Aim of the task:
Collect each line of the records that contains the string "watermark", with case counting.

********

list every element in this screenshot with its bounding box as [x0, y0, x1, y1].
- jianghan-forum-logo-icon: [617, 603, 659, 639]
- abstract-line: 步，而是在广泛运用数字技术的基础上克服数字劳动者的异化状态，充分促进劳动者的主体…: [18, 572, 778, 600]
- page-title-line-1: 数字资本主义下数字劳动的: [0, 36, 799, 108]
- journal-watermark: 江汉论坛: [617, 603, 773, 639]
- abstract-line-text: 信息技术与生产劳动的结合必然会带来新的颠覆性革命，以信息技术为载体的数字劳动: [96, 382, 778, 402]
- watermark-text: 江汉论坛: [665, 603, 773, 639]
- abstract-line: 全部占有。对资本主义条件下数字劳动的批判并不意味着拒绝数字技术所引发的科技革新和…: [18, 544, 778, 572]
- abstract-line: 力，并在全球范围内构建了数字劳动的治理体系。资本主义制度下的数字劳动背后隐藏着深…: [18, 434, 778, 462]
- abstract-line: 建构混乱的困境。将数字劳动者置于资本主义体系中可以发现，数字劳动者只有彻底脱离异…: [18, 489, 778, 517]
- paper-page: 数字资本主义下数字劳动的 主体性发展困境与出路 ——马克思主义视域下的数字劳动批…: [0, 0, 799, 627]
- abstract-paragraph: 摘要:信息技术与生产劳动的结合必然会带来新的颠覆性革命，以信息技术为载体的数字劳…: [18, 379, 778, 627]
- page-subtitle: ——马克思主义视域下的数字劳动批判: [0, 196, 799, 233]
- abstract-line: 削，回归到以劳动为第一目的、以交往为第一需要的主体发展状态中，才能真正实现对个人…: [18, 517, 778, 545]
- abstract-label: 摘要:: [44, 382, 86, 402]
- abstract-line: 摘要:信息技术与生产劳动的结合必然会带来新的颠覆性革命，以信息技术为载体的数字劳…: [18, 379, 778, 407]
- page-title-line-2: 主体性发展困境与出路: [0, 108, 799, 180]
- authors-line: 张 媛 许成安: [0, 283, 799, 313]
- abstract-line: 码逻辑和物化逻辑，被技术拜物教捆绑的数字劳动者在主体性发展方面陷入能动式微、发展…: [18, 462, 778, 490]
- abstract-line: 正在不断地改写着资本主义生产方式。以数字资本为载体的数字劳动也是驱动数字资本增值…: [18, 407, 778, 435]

********

Answer for the task:
- journal-watermark: 江汉论坛: [617, 603, 773, 639]
- watermark-text: 江汉论坛: [665, 603, 773, 639]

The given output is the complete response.